## BEGIN Data entries

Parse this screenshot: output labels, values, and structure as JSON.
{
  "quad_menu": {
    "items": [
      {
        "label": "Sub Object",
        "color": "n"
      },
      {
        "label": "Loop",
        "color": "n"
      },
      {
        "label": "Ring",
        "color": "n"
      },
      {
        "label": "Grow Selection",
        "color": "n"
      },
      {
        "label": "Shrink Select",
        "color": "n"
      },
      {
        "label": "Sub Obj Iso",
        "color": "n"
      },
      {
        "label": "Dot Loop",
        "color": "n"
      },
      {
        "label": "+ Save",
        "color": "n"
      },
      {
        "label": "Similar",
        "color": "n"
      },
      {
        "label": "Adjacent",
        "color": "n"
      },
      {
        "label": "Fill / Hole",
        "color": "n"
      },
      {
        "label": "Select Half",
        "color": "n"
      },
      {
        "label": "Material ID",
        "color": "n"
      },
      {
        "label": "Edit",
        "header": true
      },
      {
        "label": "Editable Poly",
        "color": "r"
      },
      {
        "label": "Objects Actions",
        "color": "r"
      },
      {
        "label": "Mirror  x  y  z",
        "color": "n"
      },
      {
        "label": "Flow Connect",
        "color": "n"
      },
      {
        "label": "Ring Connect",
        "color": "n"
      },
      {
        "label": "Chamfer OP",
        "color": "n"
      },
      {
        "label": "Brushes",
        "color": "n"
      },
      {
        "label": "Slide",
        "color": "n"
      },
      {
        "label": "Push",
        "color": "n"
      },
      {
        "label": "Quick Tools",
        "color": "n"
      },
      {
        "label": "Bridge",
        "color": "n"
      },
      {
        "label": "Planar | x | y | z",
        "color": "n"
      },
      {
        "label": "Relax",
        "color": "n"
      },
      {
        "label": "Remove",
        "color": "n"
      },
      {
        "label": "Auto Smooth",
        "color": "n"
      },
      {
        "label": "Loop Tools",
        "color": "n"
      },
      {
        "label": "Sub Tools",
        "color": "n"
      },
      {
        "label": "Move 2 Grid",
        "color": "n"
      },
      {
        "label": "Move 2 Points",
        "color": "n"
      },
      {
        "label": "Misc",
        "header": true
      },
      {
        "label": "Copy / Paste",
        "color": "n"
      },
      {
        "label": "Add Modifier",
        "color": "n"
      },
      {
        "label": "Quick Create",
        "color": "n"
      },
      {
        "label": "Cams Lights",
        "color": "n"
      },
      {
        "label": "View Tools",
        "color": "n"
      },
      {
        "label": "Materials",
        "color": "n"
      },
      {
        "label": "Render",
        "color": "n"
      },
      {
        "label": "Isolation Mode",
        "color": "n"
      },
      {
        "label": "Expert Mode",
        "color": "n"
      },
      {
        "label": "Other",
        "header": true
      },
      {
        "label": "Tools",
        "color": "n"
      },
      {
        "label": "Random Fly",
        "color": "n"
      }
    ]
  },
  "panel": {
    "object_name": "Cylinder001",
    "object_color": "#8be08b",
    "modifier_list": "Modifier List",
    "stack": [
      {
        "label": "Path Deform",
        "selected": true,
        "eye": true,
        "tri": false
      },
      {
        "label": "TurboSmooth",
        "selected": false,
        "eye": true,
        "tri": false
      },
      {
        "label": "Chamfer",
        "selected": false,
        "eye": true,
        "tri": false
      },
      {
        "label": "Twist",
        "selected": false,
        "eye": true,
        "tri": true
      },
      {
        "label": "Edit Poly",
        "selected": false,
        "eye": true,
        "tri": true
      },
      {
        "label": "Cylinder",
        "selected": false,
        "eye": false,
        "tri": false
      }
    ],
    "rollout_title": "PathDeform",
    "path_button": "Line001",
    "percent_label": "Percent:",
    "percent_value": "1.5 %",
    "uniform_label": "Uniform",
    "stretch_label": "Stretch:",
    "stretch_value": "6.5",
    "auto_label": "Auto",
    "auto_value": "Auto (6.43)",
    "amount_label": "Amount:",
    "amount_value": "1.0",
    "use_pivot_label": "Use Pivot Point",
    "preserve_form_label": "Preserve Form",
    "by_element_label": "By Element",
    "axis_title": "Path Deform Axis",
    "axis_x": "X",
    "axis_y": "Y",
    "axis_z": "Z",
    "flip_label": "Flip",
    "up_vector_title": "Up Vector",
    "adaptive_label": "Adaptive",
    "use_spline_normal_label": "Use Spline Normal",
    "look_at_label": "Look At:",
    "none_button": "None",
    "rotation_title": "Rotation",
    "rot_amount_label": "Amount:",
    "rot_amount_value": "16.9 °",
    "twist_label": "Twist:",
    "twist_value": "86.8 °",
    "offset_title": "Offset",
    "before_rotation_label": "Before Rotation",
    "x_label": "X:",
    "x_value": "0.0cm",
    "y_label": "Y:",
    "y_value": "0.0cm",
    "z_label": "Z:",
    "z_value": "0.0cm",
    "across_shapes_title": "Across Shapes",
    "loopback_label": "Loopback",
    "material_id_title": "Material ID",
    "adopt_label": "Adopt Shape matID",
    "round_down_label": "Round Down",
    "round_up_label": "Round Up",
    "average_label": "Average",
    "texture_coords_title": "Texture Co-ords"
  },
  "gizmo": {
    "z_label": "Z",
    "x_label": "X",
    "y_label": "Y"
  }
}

## END Data entries

> **Prompt**: Your task is to give the records above again, exactly.

> **Solution to this problem**:
Parse this screenshot: output labels, values, and structure as JSON.
{
  "quad_menu": {
    "items": [
      {
        "label": "Sub Object",
        "color": "n"
      },
      {
        "label": "Loop",
        "color": "n"
      },
      {
        "label": "Ring",
        "color": "n"
      },
      {
        "label": "Grow Selection",
        "color": "n"
      },
      {
        "label": "Shrink Select",
        "color": "n"
      },
      {
        "label": "Sub Obj Iso",
        "color": "n"
      },
      {
        "label": "Dot Loop",
        "color": "n"
      },
      {
        "label": "+ Save",
        "color": "n"
      },
      {
        "label": "Similar",
        "color": "n"
      },
      {
        "label": "Adjacent",
        "color": "n"
      },
      {
        "label": "Fill / Hole",
        "color": "n"
      },
      {
        "label": "Select Half",
        "color": "n"
      },
      {
        "label": "Material ID",
        "color": "n"
      },
      {
        "label": "Edit",
        "header": true
      },
      {
        "label": "Editable Poly",
        "color": "r"
      },
      {
        "label": "Objects Actions",
        "color": "r"
      },
      {
        "label": "Mirror  x  y  z",
        "color": "n"
      },
      {
        "label": "Flow Connect",
        "color": "n"
      },
      {
        "label": "Ring Connect",
        "color": "n"
      },
      {
        "label": "Chamfer OP",
        "color": "n"
      },
      {
        "label": "Brushes",
        "color": "n"
      },
      {
        "label": "Slide",
        "color": "n"
      },
      {
        "label": "Push",
        "color": "n"
      },
      {
        "label": "Quick Tools",
        "color": "n"
      },
      {
        "label": "Bridge",
        "color": "n"
      },
      {
        "label": "Planar | x | y | z",
        "color": "n"
      },
      {
        "label": "Relax",
        "color": "n"
      },
      {
        "label": "Remove",
        "color": "n"
      },
      {
        "label": "Auto Smooth",
        "color": "n"
      },
      {
        "label": "Loop Tools",
        "color": "n"
      },
      {
        "label": "Sub Tools",
        "color": "n"
      },
      {
        "label": "Move 2 Grid",
        "color": "n"
      },
      {
        "label": "Move 2 Points",
        "color": "n"
      },
      {
        "label": "Misc",
        "header": true
      },
      {
        "label": "Copy / Paste",
        "color": "n"
      },
      {
        "label": "Add Modifier",
        "color": "n"
      },
      {
        "label": "Quick Create",
        "color": "n"
      },
      {
        "label": "Cams Lights",
        "color": "n"
      },
      {
        "label": "View Tools",
        "color": "n"
      },
      {
        "label": "Materials",
        "color": "n"
      },
      {
        "label": "Render",
        "color": "n"
      },
      {
        "label": "Isolation Mode",
        "color": "n"
      },
      {
        "label": "Expert Mode",
        "color": "n"
      },
      {
        "label": "Other",
        "header": true
      },
      {
        "label": "Tools",
        "color": "n"
      },
      {
        "label": "Random Fly",
        "color": "n"
      }
    ]
  },
  "panel": {
    "object_name": "Cylinder001",
    "object_color": "#8be08b",
    "modifier_list": "Modifier List",
    "stack": [
      {
        "label": "Path Deform",
        "selected": true,
        "eye": true,
        "tri": false
      },
      {
        "label": "TurboSmooth",
        "selected": false,
        "eye": true,
        "tri": false
      },
      {
        "label": "Chamfer",
        "selected": false,
        "eye": true,
        "tri": false
      },
      {
        "label": "Twist",
        "selected": false,
        "eye": true,
        "tri": true
      },
      {
        "label": "Edit Poly",
        "selected": false,
        "eye": true,
        "tri": true
      },
      {
        "label": "Cylinder",
        "selected": false,
        "eye": false,
        "tri": false
      }
    ],
    "rollout_title": "PathDeform",
    "path_button": "Line001",
    "percent_label": "Percent:",
    "percent_value": "1.5 %",
    "uniform_label": "Uniform",
    "stretch_label": "Stretch:",
    "stretch_value": "6.5",
    "auto_label": "Auto",
    "auto_value": "Auto (6.43)",
    "amount_label": "Amount:",
    "amount_value": "1.0",
    "use_pivot_label": "Use Pivot Point",
    "preserve_form_label": "Preserve Form",
    "by_element_label": "By Element",
    "axis_title": "Path Deform Axis",
    "axis_x": "X",
    "axis_y": "Y",
    "axis_z": "Z",
    "flip_label": "Flip",
    "up_vector_title": "Up Vector",
    "adaptive_label": "Adaptive",
    "use_spline_normal_label": "Use Spline Normal",
    "look_at_label": "Look At:",
    "none_button": "None",
    "rotation_title": "Rotation",
    "rot_amount_label": "Amount:",
    "rot_amount_value": "16.9 °",
    "twist_label": "Twist:",
    "twist_value": "86.8 °",
    "offset_title": "Offset",
    "before_rotation_label": "Before Rotation",
    "x_label": "X:",
    "x_value": "0.0cm",
    "y_label": "Y:",
    "y_value": "0.0cm",
    "z_label": "Z:",
    "z_value": "0.0cm",
    "across_shapes_title": "Across Shapes",
    "loopback_label": "Loopback",
    "material_id_title": "Material ID",
    "adopt_label": "Adopt Shape matID",
    "round_down_label": "Round Down",
    "round_up_label": "Round Up",
    "average_label": "Average",
    "texture_coords_title": "Texture Co-ords"
  },
  "gizmo": {
    "z_label": "Z",
    "x_label": "X",
    "y_label": "Y"
  }
}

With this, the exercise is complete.